*** EXTRACTED DATA ***
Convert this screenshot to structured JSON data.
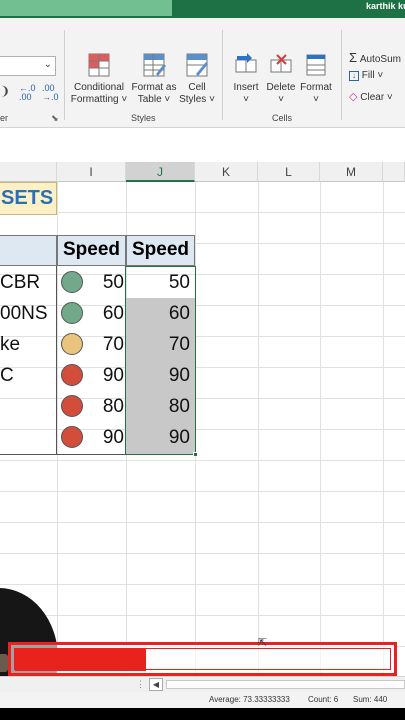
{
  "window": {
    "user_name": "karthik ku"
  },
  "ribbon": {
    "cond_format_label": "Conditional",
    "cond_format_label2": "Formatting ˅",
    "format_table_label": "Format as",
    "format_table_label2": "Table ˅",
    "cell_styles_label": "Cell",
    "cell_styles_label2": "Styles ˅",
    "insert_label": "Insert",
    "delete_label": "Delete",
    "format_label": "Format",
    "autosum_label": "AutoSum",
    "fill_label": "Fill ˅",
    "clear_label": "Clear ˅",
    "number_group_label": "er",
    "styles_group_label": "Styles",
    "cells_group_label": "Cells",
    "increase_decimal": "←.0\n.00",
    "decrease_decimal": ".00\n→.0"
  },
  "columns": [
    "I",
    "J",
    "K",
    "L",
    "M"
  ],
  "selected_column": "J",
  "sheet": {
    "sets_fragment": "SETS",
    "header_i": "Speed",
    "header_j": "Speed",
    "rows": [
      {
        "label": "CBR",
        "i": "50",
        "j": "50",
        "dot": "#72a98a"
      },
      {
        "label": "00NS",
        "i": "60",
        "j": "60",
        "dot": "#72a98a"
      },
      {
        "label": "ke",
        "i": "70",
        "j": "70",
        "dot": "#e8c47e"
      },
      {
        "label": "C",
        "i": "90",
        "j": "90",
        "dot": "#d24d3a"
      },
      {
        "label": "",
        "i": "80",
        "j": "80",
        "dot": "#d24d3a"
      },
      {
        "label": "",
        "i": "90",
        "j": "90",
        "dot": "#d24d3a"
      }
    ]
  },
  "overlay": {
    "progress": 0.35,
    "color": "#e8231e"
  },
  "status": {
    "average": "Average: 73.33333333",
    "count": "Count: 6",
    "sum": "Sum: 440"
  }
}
***
*** EXTRACTED DATA ***
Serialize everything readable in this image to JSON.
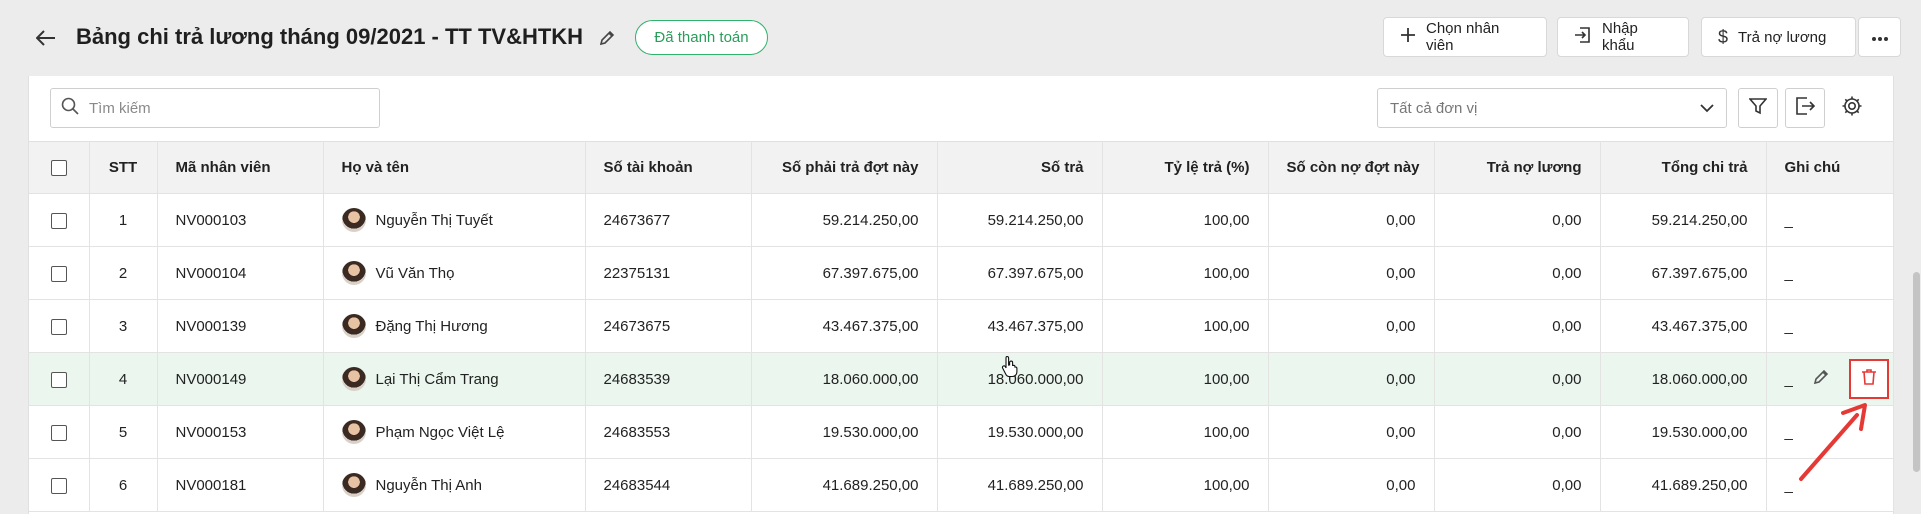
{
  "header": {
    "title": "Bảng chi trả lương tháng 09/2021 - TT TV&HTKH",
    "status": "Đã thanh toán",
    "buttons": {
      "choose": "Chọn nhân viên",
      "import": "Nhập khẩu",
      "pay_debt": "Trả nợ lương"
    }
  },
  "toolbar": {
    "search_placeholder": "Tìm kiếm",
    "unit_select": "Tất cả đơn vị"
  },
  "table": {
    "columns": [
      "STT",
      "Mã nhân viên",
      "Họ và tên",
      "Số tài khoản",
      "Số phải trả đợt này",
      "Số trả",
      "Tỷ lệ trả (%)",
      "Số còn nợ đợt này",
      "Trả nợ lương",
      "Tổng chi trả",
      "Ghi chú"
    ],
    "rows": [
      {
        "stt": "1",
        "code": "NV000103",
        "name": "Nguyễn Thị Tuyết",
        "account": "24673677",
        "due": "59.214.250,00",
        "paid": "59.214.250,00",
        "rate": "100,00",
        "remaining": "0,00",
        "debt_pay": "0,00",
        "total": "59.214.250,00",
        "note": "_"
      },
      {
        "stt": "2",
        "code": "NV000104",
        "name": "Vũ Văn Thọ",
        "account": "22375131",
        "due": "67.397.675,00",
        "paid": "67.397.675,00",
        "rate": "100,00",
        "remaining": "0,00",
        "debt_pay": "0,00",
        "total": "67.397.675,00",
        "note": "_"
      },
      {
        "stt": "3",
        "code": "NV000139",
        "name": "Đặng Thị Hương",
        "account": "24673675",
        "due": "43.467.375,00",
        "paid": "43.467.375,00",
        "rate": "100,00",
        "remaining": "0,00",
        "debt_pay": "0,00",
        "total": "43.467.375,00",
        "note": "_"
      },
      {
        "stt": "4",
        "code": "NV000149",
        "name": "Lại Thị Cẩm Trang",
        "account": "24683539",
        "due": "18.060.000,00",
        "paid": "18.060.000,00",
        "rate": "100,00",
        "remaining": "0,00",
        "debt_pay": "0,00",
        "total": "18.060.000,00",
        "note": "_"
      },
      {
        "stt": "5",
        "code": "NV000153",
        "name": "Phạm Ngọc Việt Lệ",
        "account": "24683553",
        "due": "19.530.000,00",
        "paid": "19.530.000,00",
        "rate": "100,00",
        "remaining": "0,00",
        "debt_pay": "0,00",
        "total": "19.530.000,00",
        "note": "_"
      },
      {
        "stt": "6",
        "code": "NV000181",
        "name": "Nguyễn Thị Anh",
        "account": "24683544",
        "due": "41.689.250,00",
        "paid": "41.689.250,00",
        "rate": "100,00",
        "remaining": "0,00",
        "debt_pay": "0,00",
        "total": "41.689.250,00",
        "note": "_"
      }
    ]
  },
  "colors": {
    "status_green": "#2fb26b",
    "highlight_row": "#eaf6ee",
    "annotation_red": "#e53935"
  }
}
***
*** EXTRACTED DATA ***
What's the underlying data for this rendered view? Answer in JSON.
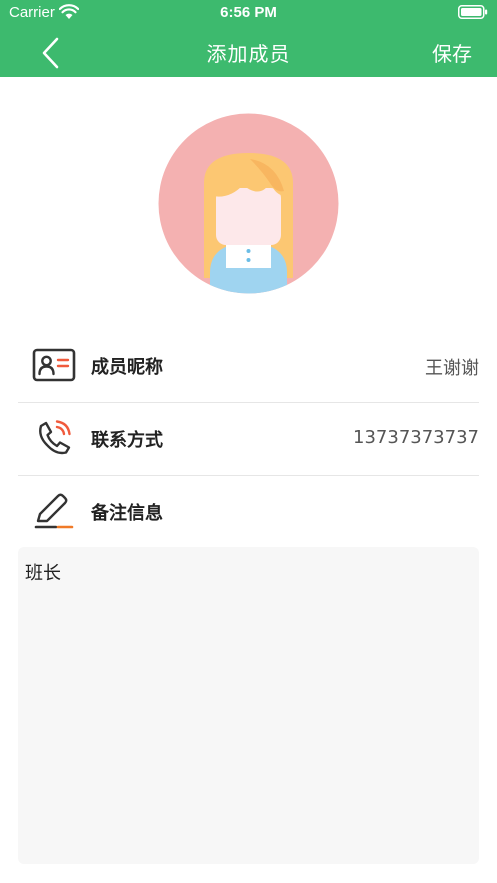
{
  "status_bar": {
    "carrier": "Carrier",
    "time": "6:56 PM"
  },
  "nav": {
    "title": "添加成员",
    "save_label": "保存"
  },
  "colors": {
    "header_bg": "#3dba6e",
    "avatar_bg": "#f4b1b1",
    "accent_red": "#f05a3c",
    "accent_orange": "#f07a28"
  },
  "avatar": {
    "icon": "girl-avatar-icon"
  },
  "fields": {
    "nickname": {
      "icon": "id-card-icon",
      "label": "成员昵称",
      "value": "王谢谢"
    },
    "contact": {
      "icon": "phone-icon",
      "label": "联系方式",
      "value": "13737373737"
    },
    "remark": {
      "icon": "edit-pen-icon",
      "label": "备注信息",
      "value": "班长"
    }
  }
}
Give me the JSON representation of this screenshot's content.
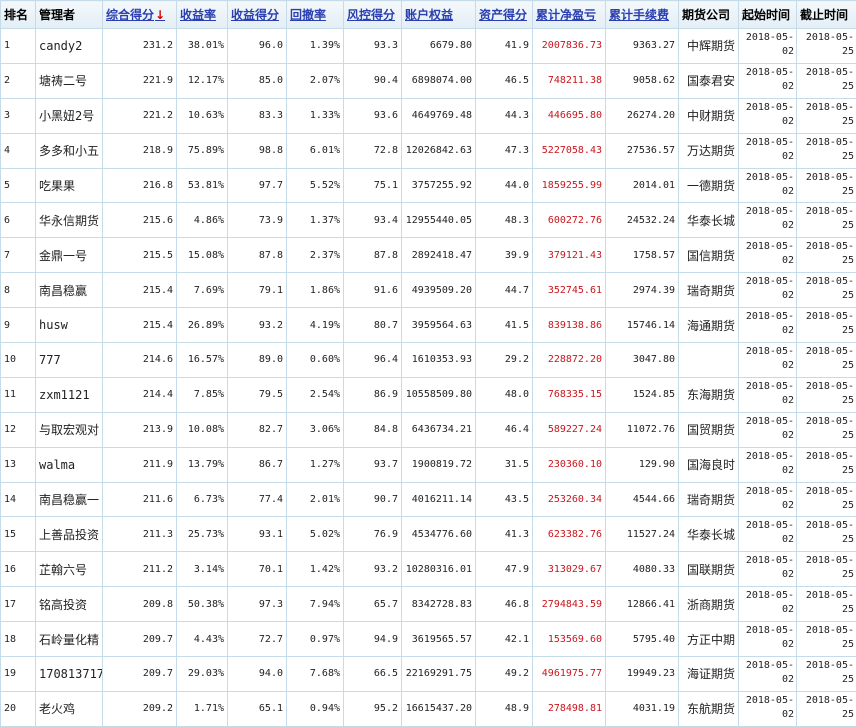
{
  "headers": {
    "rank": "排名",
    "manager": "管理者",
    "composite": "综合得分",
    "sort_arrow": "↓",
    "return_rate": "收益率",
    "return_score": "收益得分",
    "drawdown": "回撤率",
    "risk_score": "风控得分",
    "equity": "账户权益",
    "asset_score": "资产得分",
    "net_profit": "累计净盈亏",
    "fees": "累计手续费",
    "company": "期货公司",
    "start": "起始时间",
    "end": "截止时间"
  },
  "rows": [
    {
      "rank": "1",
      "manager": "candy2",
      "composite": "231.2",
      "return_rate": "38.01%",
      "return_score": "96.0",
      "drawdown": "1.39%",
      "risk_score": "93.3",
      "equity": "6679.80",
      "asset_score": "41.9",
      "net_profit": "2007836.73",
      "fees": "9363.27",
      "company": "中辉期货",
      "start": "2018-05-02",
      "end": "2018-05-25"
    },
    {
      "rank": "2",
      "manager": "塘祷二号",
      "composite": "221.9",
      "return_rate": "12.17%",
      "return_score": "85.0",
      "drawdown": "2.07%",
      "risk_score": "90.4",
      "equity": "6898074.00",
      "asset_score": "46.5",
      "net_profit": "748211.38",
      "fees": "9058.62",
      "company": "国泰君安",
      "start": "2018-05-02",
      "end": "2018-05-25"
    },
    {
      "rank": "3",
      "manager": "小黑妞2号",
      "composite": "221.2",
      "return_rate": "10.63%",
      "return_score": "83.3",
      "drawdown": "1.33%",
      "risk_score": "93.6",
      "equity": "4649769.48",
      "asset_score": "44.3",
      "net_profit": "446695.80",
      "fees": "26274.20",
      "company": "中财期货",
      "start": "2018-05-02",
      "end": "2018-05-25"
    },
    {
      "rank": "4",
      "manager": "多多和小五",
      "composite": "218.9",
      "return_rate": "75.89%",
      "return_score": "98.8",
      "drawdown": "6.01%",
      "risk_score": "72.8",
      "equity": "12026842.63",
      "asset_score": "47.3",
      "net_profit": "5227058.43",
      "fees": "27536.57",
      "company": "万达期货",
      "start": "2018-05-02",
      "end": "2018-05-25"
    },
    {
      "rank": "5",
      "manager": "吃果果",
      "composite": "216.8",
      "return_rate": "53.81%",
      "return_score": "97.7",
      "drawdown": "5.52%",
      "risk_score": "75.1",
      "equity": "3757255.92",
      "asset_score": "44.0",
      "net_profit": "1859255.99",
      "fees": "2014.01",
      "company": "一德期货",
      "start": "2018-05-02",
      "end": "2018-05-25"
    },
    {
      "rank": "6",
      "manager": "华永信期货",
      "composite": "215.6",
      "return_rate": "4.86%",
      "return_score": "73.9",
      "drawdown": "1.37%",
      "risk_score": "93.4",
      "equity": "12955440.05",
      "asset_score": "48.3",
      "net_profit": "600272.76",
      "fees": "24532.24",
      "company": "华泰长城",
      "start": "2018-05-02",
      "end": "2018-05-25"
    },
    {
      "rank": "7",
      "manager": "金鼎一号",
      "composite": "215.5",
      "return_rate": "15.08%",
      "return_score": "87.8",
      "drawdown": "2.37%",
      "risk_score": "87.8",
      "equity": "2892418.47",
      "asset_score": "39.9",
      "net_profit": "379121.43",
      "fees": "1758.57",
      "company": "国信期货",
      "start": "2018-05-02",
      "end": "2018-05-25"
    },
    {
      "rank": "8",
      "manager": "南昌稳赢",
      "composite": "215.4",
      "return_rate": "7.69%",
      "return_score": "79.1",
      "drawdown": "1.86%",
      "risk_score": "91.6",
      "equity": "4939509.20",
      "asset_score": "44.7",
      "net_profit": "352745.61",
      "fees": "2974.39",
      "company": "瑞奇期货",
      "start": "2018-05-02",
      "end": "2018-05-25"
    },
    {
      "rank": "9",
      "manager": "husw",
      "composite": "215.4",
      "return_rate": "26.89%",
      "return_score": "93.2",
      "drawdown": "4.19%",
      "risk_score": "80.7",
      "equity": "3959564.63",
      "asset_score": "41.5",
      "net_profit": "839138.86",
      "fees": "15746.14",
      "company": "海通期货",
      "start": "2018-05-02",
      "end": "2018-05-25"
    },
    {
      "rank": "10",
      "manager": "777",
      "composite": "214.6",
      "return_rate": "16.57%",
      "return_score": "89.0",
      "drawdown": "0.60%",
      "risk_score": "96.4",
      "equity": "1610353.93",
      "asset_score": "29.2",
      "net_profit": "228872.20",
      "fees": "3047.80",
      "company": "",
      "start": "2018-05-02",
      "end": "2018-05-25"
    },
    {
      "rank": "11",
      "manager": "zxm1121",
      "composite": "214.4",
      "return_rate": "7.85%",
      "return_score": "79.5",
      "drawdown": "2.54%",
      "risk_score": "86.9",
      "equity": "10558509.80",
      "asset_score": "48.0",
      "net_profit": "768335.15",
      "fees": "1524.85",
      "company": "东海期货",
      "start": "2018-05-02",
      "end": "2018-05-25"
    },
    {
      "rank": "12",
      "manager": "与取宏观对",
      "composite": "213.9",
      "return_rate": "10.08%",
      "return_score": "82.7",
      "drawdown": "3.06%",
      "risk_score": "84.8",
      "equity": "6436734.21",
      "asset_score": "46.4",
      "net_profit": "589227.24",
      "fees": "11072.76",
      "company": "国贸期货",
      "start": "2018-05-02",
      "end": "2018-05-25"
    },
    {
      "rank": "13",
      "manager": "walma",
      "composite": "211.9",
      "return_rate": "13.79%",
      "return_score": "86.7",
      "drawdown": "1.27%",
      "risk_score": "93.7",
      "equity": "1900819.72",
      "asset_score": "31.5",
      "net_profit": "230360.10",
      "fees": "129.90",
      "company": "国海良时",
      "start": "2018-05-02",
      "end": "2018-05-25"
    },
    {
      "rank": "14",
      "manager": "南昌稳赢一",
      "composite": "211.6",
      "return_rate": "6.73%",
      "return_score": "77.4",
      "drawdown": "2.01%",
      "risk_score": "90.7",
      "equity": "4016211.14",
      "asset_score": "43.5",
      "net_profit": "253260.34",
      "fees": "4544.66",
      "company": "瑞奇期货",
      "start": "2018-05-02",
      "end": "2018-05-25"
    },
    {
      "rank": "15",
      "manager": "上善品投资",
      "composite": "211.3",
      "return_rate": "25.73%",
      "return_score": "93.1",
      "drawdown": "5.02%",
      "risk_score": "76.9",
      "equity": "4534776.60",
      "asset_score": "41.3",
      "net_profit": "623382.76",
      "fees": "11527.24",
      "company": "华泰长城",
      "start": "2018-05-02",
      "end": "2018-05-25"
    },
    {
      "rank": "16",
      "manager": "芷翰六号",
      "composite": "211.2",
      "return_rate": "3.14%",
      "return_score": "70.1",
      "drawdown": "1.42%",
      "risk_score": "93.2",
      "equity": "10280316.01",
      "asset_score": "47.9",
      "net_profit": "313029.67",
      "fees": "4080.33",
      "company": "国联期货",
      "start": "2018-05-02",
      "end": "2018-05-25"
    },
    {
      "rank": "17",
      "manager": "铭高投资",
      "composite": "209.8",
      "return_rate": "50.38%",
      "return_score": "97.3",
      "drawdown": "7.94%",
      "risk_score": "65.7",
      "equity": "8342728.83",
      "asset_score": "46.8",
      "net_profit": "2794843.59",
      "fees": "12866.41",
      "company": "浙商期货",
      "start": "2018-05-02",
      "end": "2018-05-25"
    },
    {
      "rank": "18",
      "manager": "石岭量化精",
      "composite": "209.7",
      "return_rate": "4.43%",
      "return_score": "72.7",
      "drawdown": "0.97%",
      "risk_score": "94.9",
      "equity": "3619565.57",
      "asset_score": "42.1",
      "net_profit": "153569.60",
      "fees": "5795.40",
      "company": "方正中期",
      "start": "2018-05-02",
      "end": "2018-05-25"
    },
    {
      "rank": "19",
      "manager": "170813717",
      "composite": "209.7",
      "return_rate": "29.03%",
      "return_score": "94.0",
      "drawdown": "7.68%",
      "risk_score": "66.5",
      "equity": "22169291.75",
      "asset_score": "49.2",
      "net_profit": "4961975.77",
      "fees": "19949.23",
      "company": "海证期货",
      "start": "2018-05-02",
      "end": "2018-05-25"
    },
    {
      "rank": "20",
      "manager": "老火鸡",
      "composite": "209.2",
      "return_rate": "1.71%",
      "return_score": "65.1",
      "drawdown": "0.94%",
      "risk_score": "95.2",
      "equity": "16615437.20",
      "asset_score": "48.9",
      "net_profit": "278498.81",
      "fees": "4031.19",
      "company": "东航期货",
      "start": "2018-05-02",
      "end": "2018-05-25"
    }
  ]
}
***
TASK PROMPT: Only a number is wanted: how many lines contain "code"?

EXERCISE ANSWER: 6